INFORMATION GIVEN
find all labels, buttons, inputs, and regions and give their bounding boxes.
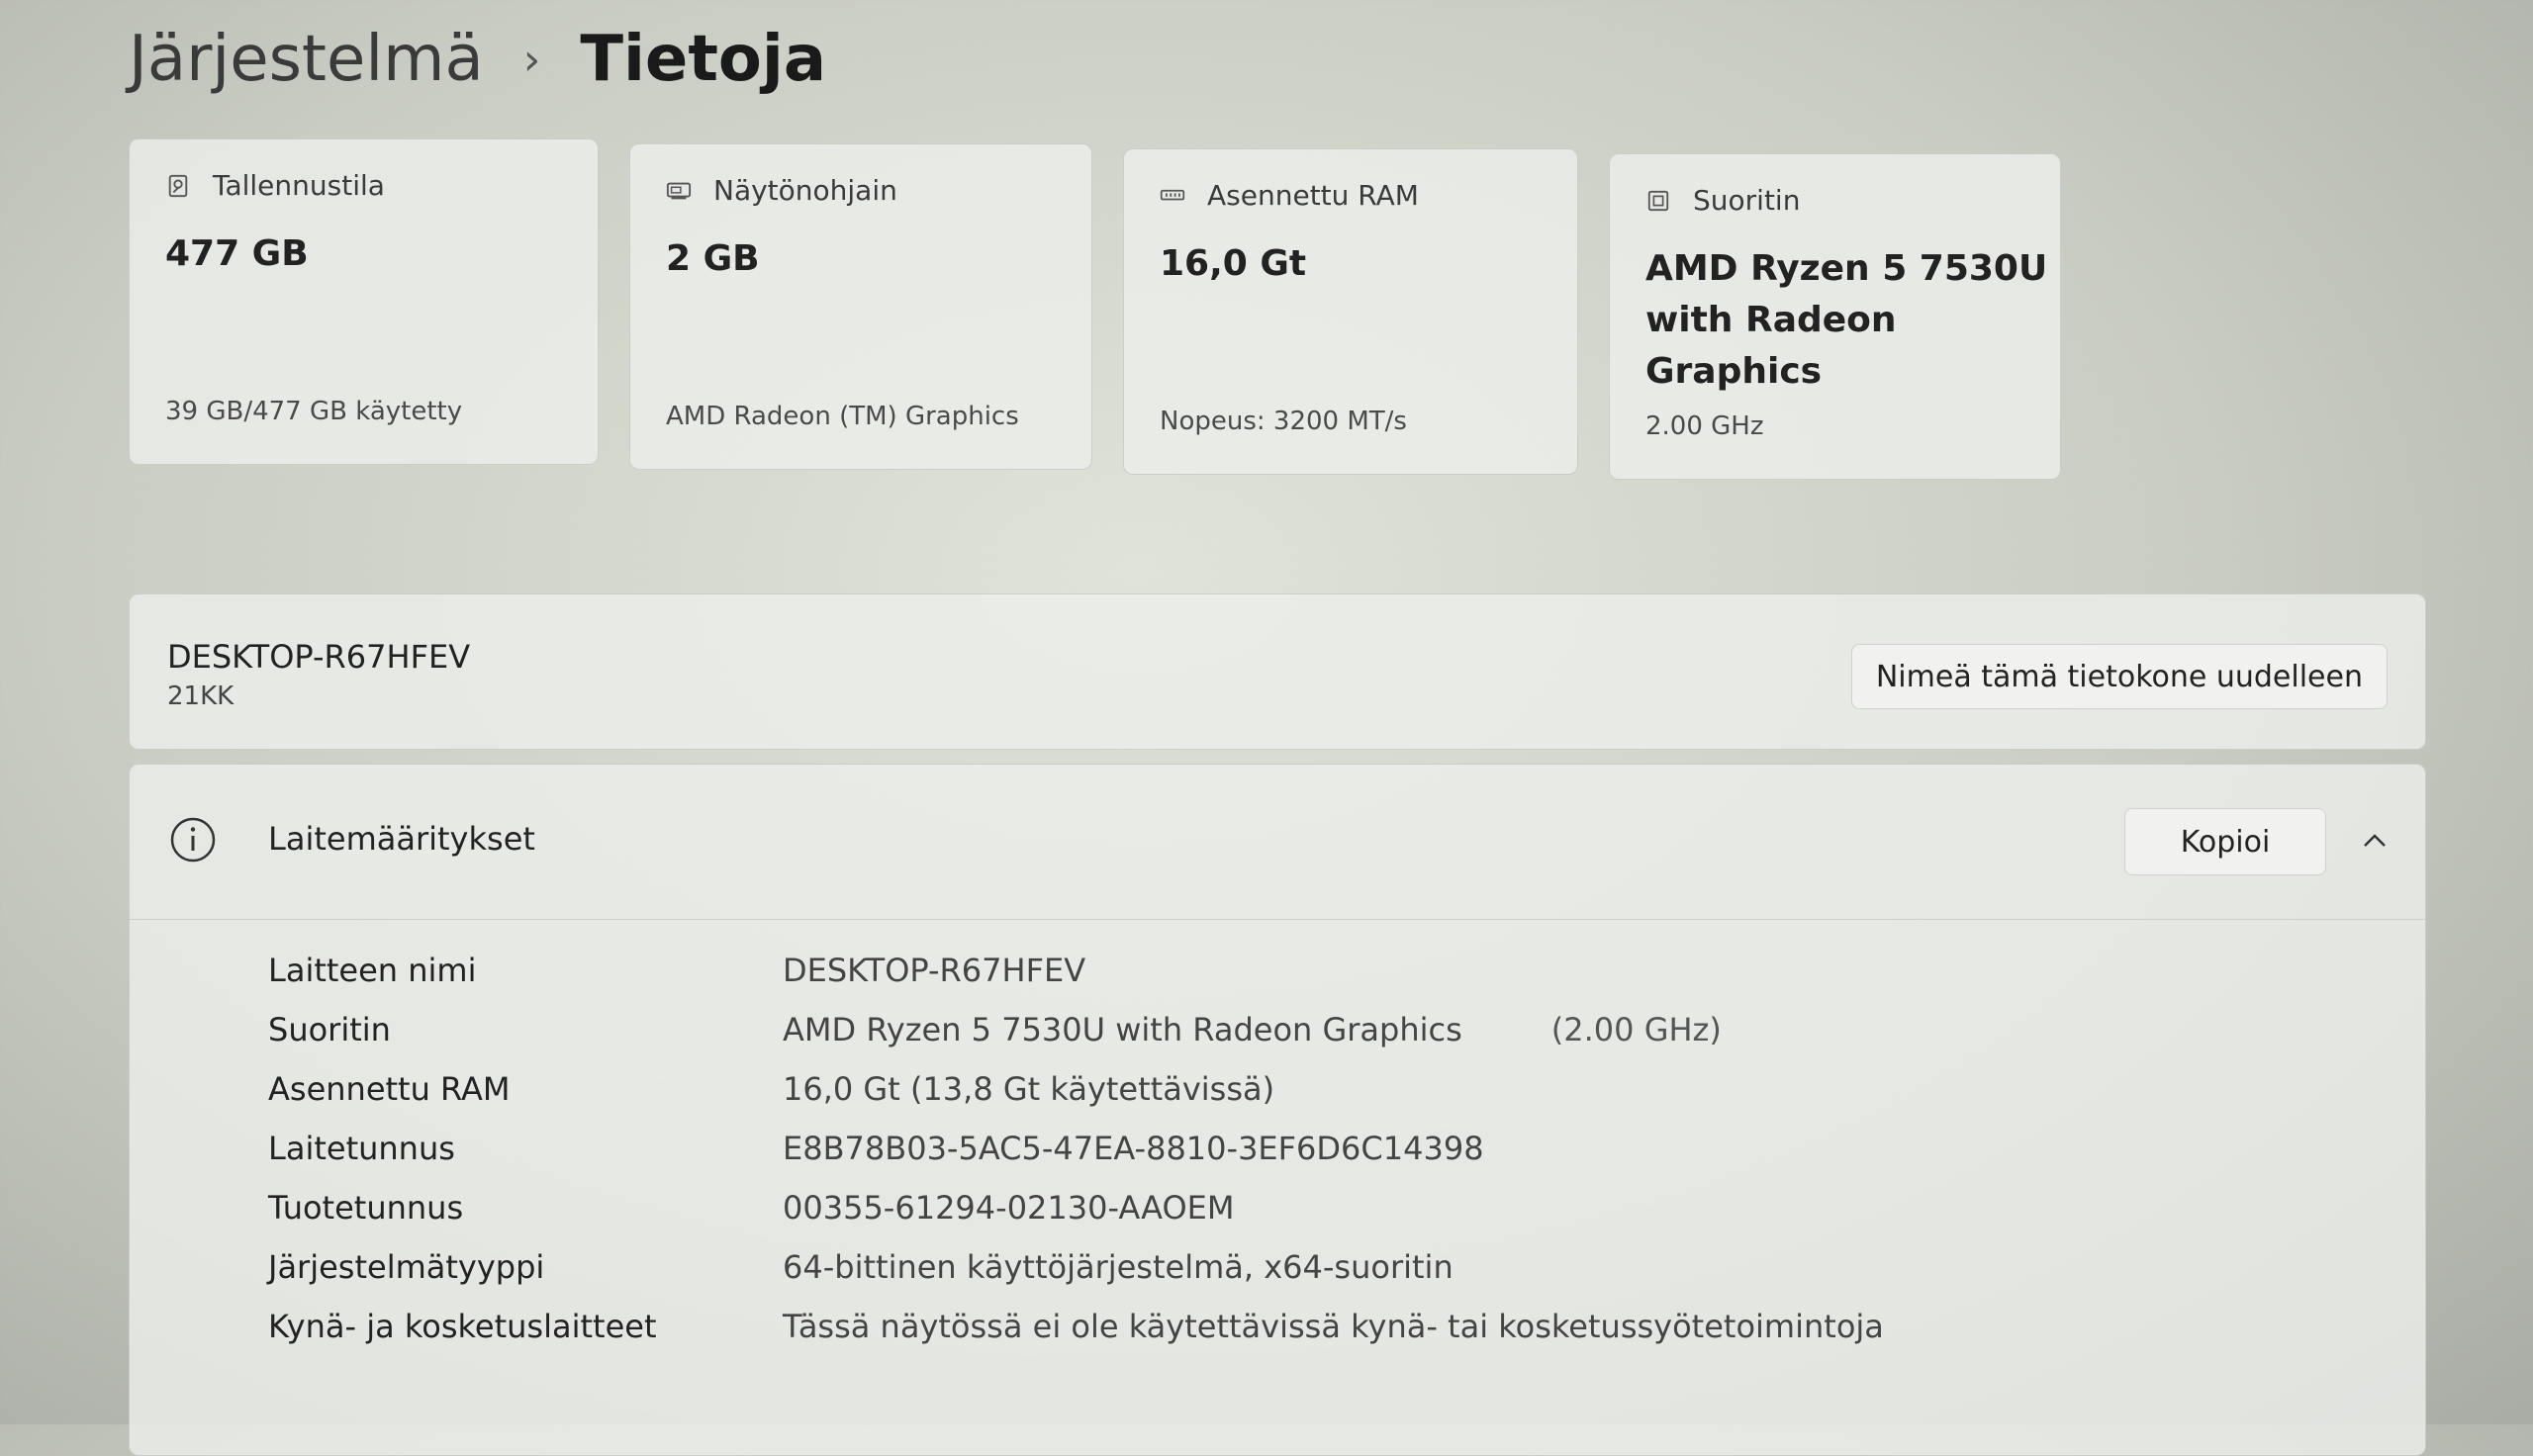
spec-row-system-type: Järjestelmätyyppi 64-bittinen käyttöjärj… bbox=[268, 1237, 1884, 1297]
ram-card[interactable]: Asennettu RAM 16,0 Gt Nopeus: 3200 MT/s bbox=[1123, 148, 1578, 475]
spec-row-pen-touch: Kynä- ja kosketuslaitteet Tässä näytössä… bbox=[268, 1297, 1884, 1356]
storage-card-value: 477 GB bbox=[165, 233, 309, 274]
spec-label: Laitetunnus bbox=[268, 1130, 455, 1167]
spec-label: Asennettu RAM bbox=[268, 1070, 511, 1108]
spec-label: Kynä- ja kosketuslaitteet bbox=[268, 1308, 657, 1345]
info-icon bbox=[170, 817, 216, 863]
ram-card-value: 16,0 Gt bbox=[1160, 243, 1307, 284]
cpu-card-label: Suoritin bbox=[1693, 184, 1801, 217]
spec-value[interactable]: 64-bittinen käyttöjärjestelmä, x64-suori… bbox=[783, 1248, 1454, 1286]
spec-value[interactable]: AMD Ryzen 5 7530U with Radeon Graphics bbox=[783, 1011, 1462, 1048]
spec-value[interactable]: 00355-61294-02130-AAOEM bbox=[783, 1189, 1234, 1227]
cpu-card-value-line1: AMD Ryzen 5 7530U bbox=[1645, 248, 2048, 289]
storage-icon bbox=[168, 174, 188, 197]
page-title: Tietoja bbox=[580, 23, 827, 96]
chevron-up-icon[interactable] bbox=[2360, 826, 2390, 856]
spec-row-installed-ram: Asennettu RAM 16,0 Gt (13,8 Gt käytettäv… bbox=[268, 1059, 1884, 1119]
spec-rows: Laitteen nimi DESKTOP-R67HFEV Suoritin A… bbox=[268, 941, 1884, 1356]
cpu-card[interactable]: Suoritin AMD Ryzen 5 7530U with Radeon G… bbox=[1609, 153, 2061, 480]
spec-label: Järjestelmätyyppi bbox=[268, 1248, 545, 1286]
storage-card-usage: 39 GB/477 GB käytetty bbox=[165, 397, 463, 426]
ram-icon bbox=[1160, 189, 1185, 200]
spec-row-product-id: Tuotetunnus 00355-61294-02130-AAOEM bbox=[268, 1178, 1884, 1237]
breadcrumb-separator: › bbox=[522, 34, 541, 85]
device-name-section: DESKTOP-R67HFEV 21KK Nimeä tämä tietokon… bbox=[129, 593, 2426, 750]
breadcrumb-system-link[interactable]: Järjestelmä bbox=[129, 23, 484, 96]
storage-card-label: Tallennustila bbox=[213, 169, 385, 202]
ram-card-speed: Nopeus: 3200 MT/s bbox=[1160, 407, 1407, 436]
spec-value[interactable]: E8B78B03-5AC5-47EA-8810-3EF6D6C14398 bbox=[783, 1130, 1484, 1167]
breadcrumb: Järjestelmä › Tietoja bbox=[129, 10, 826, 109]
spec-row-device-id: Laitetunnus E8B78B03-5AC5-47EA-8810-3EF6… bbox=[268, 1119, 1884, 1178]
gpu-card-label: Näytönohjain bbox=[713, 174, 897, 207]
device-specifications-header[interactable]: Laitemääritykset Kopioi bbox=[130, 765, 2425, 920]
cpu-icon bbox=[1647, 190, 1669, 211]
spec-value[interactable]: Tässä näytössä ei ole käytettävissä kynä… bbox=[783, 1308, 1884, 1345]
spec-value[interactable]: DESKTOP-R67HFEV bbox=[783, 952, 1085, 989]
spec-label: Suoritin bbox=[268, 1011, 391, 1048]
gpu-card[interactable]: Näytönohjain 2 GB AMD Radeon (TM) Graphi… bbox=[629, 143, 1092, 470]
spec-row-processor: Suoritin AMD Ryzen 5 7530U with Radeon G… bbox=[268, 1000, 1884, 1059]
device-model: 21KK bbox=[167, 682, 235, 711]
copy-button[interactable]: Kopioi bbox=[2124, 808, 2326, 875]
spec-label: Laitteen nimi bbox=[268, 952, 477, 989]
rename-pc-button[interactable]: Nimeä tämä tietokone uudelleen bbox=[1850, 644, 2388, 709]
storage-card[interactable]: Tallennustila 477 GB 39 GB/477 GB käytet… bbox=[129, 138, 599, 465]
gpu-icon bbox=[666, 182, 692, 199]
ram-card-label: Asennettu RAM bbox=[1207, 179, 1419, 212]
device-specifications-panel: Laitemääritykset Kopioi Laitteen nimi DE… bbox=[129, 764, 2426, 1456]
spec-value-clock[interactable]: (2.00 GHz) bbox=[1551, 1011, 1722, 1048]
cpu-card-value-line2: with Radeon Graphics bbox=[1645, 300, 1897, 392]
cpu-card-clock: 2.00 GHz bbox=[1645, 411, 1764, 441]
cpu-card-value: AMD Ryzen 5 7530U with Radeon Graphics bbox=[1645, 243, 2060, 398]
spec-row-device-name: Laitteen nimi DESKTOP-R67HFEV bbox=[268, 941, 1884, 1000]
spec-label: Tuotetunnus bbox=[268, 1189, 464, 1227]
spec-value[interactable]: 16,0 Gt (13,8 Gt käytettävissä) bbox=[783, 1070, 1274, 1108]
gpu-card-value: 2 GB bbox=[666, 238, 760, 279]
gpu-card-name: AMD Radeon (TM) Graphics bbox=[666, 402, 1019, 431]
device-name: DESKTOP-R67HFEV bbox=[167, 638, 471, 676]
device-specifications-title: Laitemääritykset bbox=[268, 820, 535, 858]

YOUR OBJECTIVE
Rewrite the data above with "spec-label" switched to "spec-name" everywhere it occurs and nothing else changed. Leave the pictures out of the result.

FINISHED EXERCISE
find all labels, buttons, inputs, and regions and give their bounding boxes.
spec-row-system-type: Järjestelmätyyppi 64-bittinen käyttöjärj… bbox=[268, 1237, 1884, 1297]
ram-card[interactable]: Asennettu RAM 16,0 Gt Nopeus: 3200 MT/s bbox=[1123, 148, 1578, 475]
spec-row-pen-touch: Kynä- ja kosketuslaitteet Tässä näytössä… bbox=[268, 1297, 1884, 1356]
storage-card-value: 477 GB bbox=[165, 233, 309, 274]
spec-name: Laitetunnus bbox=[268, 1130, 455, 1167]
spec-name: Asennettu RAM bbox=[268, 1070, 511, 1108]
spec-name: Kynä- ja kosketuslaitteet bbox=[268, 1308, 657, 1345]
info-icon bbox=[170, 817, 216, 863]
ram-card-value: 16,0 Gt bbox=[1160, 243, 1307, 284]
cpu-card-label: Suoritin bbox=[1693, 184, 1801, 217]
spec-value[interactable]: 64-bittinen käyttöjärjestelmä, x64-suori… bbox=[783, 1248, 1454, 1286]
spec-value[interactable]: AMD Ryzen 5 7530U with Radeon Graphics bbox=[783, 1011, 1462, 1048]
spec-value[interactable]: 00355-61294-02130-AAOEM bbox=[783, 1189, 1234, 1227]
cpu-card-value-line1: AMD Ryzen 5 7530U bbox=[1645, 248, 2048, 289]
storage-icon bbox=[168, 174, 188, 197]
page-title: Tietoja bbox=[580, 23, 827, 96]
chevron-up-icon[interactable] bbox=[2360, 826, 2390, 856]
spec-row-installed-ram: Asennettu RAM 16,0 Gt (13,8 Gt käytettäv… bbox=[268, 1059, 1884, 1119]
spec-rows: Laitteen nimi DESKTOP-R67HFEV Suoritin A… bbox=[268, 941, 1884, 1356]
cpu-card[interactable]: Suoritin AMD Ryzen 5 7530U with Radeon G… bbox=[1609, 153, 2061, 480]
spec-name: Järjestelmätyyppi bbox=[268, 1248, 545, 1286]
storage-card-usage: 39 GB/477 GB käytetty bbox=[165, 397, 463, 426]
ram-icon bbox=[1160, 189, 1185, 200]
spec-row-product-id: Tuotetunnus 00355-61294-02130-AAOEM bbox=[268, 1178, 1884, 1237]
breadcrumb-separator: › bbox=[522, 34, 541, 85]
device-name-section: DESKTOP-R67HFEV 21KK Nimeä tämä tietokon… bbox=[129, 593, 2426, 750]
breadcrumb-system-link[interactable]: Järjestelmä bbox=[129, 23, 484, 96]
storage-card-label: Tallennustila bbox=[213, 169, 385, 202]
ram-card-speed: Nopeus: 3200 MT/s bbox=[1160, 407, 1407, 436]
spec-value[interactable]: E8B78B03-5AC5-47EA-8810-3EF6D6C14398 bbox=[783, 1130, 1484, 1167]
breadcrumb: Järjestelmä › Tietoja bbox=[129, 10, 826, 109]
spec-row-device-id: Laitetunnus E8B78B03-5AC5-47EA-8810-3EF6… bbox=[268, 1119, 1884, 1178]
gpu-card-label: Näytönohjain bbox=[713, 174, 897, 207]
device-specifications-header[interactable]: Laitemääritykset Kopioi bbox=[130, 765, 2425, 920]
cpu-icon bbox=[1647, 190, 1669, 211]
spec-value[interactable]: Tässä näytössä ei ole käytettävissä kynä… bbox=[783, 1308, 1884, 1345]
spec-value[interactable]: DESKTOP-R67HFEV bbox=[783, 952, 1085, 989]
spec-name: Suoritin bbox=[268, 1011, 391, 1048]
gpu-card[interactable]: Näytönohjain 2 GB AMD Radeon (TM) Graphi… bbox=[629, 143, 1092, 470]
spec-row-processor: Suoritin AMD Ryzen 5 7530U with Radeon G… bbox=[268, 1000, 1884, 1059]
device-model: 21KK bbox=[167, 682, 235, 711]
copy-button[interactable]: Kopioi bbox=[2124, 808, 2326, 875]
spec-name: Laitteen nimi bbox=[268, 952, 477, 989]
rename-pc-button[interactable]: Nimeä tämä tietokone uudelleen bbox=[1850, 644, 2388, 709]
storage-card[interactable]: Tallennustila 477 GB 39 GB/477 GB käytet… bbox=[129, 138, 599, 465]
gpu-icon bbox=[666, 182, 692, 199]
ram-card-label: Asennettu RAM bbox=[1207, 179, 1419, 212]
device-specifications-panel: Laitemääritykset Kopioi Laitteen nimi DE… bbox=[129, 764, 2426, 1456]
spec-value-clock[interactable]: (2.00 GHz) bbox=[1551, 1011, 1722, 1048]
cpu-card-value-line2: with Radeon Graphics bbox=[1645, 300, 1897, 392]
cpu-card-clock: 2.00 GHz bbox=[1645, 411, 1764, 441]
cpu-card-value: AMD Ryzen 5 7530U with Radeon Graphics bbox=[1645, 243, 2060, 398]
spec-row-device-name: Laitteen nimi DESKTOP-R67HFEV bbox=[268, 941, 1884, 1000]
spec-name: Tuotetunnus bbox=[268, 1189, 464, 1227]
spec-value[interactable]: 16,0 Gt (13,8 Gt käytettävissä) bbox=[783, 1070, 1274, 1108]
gpu-card-value: 2 GB bbox=[666, 238, 760, 279]
gpu-card-name: AMD Radeon (TM) Graphics bbox=[666, 402, 1019, 431]
device-name: DESKTOP-R67HFEV bbox=[167, 638, 471, 676]
device-specifications-title: Laitemääritykset bbox=[268, 820, 535, 858]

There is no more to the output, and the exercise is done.